→ WHAT THE TASK ASKS
Note each line that includes the word "BRACKET". Copy those lines.

→ DATA SECTION
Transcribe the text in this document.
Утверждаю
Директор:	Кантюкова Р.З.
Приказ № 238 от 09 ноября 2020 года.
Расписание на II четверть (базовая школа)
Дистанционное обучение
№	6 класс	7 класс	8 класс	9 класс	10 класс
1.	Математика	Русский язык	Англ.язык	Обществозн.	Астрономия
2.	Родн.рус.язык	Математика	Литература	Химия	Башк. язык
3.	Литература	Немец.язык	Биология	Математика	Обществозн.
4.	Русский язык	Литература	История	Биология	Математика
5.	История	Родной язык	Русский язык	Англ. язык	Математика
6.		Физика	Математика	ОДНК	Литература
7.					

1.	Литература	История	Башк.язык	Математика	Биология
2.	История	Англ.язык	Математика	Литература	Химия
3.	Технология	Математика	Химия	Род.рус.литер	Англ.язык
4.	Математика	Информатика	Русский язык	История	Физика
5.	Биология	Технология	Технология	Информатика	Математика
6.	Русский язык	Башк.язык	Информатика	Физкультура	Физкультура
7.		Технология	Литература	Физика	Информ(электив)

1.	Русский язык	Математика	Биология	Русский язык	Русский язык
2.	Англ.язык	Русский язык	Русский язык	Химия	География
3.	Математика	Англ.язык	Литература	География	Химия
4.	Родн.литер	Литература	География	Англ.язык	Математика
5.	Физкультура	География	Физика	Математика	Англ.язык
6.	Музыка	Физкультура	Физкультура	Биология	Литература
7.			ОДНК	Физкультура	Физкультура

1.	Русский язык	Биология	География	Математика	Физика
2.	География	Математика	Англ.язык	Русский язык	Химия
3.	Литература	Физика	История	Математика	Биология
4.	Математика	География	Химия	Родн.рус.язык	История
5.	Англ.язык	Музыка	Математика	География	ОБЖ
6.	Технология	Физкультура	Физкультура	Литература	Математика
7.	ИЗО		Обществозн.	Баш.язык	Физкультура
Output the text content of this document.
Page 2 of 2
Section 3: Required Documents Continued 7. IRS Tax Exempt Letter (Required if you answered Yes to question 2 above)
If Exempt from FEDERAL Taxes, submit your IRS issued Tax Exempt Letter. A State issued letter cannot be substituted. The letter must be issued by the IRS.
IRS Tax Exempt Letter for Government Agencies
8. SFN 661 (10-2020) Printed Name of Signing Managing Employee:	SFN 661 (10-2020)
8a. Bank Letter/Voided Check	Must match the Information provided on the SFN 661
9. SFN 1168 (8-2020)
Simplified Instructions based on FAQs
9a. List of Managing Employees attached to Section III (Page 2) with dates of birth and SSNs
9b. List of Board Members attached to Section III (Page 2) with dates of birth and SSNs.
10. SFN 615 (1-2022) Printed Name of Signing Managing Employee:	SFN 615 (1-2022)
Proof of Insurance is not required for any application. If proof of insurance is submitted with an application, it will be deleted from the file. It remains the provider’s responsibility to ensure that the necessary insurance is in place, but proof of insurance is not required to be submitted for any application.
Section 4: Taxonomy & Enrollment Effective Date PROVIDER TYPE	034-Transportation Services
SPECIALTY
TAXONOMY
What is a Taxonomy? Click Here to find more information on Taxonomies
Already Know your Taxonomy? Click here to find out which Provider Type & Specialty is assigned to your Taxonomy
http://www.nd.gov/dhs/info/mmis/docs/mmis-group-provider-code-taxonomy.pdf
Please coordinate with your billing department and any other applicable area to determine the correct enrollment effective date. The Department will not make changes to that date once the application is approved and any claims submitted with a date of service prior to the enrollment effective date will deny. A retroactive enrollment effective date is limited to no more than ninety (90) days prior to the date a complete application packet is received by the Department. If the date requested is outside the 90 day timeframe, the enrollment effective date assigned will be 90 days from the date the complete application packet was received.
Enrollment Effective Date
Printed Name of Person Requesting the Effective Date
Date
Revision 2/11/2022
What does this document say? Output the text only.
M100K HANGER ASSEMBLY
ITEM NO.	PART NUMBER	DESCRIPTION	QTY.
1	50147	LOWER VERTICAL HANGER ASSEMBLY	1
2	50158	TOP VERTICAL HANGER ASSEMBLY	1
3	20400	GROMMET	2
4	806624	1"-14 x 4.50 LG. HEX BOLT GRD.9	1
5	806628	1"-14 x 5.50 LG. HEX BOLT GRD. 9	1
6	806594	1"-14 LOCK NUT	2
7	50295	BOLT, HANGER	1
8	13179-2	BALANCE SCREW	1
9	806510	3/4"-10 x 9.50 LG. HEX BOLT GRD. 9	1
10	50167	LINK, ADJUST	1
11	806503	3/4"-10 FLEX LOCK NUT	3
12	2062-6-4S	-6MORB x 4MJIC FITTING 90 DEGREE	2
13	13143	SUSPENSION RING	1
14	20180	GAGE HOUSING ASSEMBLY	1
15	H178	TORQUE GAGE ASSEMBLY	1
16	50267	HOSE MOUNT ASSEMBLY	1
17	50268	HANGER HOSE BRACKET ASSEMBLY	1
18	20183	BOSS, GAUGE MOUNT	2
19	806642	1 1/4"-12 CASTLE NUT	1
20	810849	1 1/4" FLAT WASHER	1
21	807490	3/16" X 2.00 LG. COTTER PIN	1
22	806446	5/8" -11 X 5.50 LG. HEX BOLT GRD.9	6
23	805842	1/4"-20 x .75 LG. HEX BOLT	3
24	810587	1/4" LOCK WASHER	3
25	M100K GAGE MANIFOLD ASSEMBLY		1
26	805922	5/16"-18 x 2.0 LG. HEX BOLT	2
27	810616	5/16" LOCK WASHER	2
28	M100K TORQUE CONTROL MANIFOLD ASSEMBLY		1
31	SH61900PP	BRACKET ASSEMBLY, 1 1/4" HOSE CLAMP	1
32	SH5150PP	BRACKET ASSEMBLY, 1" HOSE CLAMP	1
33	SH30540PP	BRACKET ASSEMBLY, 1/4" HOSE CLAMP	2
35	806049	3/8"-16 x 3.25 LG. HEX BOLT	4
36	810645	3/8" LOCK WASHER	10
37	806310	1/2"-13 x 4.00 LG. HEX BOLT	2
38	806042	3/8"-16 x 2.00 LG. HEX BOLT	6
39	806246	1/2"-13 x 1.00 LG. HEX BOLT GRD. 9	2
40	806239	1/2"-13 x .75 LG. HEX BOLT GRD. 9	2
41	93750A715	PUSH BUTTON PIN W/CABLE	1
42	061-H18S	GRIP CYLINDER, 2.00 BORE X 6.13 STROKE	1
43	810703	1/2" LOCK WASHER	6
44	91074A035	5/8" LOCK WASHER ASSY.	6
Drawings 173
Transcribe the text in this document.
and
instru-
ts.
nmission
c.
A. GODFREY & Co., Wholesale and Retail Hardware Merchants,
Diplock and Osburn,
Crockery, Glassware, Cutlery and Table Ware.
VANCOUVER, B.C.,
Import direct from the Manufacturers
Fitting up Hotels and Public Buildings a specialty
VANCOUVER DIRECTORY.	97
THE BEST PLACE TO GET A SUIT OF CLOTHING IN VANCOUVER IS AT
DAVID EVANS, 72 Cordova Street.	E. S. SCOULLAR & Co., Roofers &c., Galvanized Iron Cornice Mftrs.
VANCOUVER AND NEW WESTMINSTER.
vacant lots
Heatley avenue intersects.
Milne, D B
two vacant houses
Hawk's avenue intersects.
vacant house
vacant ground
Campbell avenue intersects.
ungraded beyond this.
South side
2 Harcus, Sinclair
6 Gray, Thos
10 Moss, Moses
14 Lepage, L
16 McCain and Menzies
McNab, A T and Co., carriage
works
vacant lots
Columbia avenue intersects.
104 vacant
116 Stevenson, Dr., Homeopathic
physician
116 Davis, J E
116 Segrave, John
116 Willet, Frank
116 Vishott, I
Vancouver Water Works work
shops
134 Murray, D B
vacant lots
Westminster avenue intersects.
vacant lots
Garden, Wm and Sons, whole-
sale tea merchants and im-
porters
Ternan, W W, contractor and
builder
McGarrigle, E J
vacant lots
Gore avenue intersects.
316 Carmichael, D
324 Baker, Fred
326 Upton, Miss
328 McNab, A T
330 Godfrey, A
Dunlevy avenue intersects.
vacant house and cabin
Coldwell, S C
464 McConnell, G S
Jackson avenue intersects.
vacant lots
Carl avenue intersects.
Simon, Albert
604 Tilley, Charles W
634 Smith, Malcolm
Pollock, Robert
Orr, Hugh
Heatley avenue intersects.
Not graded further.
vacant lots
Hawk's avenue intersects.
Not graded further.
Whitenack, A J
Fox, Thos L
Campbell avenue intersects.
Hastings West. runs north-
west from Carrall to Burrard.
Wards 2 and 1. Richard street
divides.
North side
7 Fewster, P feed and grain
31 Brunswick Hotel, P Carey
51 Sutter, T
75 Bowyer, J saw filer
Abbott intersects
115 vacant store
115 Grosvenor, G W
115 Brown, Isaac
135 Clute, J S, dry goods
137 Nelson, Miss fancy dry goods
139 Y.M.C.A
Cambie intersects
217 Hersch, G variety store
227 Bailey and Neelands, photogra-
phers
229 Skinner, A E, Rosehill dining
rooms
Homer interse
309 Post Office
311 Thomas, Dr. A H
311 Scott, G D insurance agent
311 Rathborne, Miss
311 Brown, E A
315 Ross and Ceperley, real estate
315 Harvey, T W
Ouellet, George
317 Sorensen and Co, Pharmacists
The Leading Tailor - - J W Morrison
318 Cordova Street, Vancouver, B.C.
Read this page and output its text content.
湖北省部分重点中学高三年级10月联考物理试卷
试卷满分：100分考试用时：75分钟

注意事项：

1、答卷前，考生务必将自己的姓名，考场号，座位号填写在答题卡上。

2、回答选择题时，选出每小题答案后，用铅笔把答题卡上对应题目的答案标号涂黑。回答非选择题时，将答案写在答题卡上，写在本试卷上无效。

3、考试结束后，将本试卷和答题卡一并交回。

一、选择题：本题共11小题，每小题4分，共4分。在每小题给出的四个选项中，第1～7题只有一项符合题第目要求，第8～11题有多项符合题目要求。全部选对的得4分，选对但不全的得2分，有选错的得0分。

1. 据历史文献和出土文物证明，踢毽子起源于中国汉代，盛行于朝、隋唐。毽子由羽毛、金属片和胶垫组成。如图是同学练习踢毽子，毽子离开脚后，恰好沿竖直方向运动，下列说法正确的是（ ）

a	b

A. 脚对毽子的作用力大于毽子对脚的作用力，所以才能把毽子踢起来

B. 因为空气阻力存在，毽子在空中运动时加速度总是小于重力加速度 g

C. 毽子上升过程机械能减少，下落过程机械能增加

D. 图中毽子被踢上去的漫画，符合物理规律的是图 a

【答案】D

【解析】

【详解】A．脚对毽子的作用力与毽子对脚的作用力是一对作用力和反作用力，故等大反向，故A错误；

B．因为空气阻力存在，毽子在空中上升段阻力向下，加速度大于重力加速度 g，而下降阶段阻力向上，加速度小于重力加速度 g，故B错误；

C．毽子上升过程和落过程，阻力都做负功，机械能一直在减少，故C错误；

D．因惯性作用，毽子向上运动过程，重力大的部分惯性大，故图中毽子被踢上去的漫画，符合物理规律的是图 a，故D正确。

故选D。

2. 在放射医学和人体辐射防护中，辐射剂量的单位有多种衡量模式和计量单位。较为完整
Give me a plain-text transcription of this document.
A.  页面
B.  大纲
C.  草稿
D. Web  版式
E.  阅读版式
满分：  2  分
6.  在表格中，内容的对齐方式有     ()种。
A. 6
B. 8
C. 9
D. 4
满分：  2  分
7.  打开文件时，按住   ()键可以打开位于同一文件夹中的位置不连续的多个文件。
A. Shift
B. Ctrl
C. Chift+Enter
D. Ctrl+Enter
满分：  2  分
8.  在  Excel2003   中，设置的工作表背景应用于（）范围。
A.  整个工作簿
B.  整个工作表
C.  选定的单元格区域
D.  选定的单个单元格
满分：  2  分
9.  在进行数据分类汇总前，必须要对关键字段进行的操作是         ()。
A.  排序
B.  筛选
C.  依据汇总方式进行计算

→ WRITTEN RESPONSE
17	50268	HANGER HOSE BRACKET ASSEMBLY	1
31	SH61900PP	BRACKET ASSEMBLY, 1 1/4" HOSE CLAMP	1
32	SH5150PP	BRACKET ASSEMBLY, 1" HOSE CLAMP	1
33	SH30540PP	BRACKET ASSEMBLY, 1/4" HOSE CLAMP	2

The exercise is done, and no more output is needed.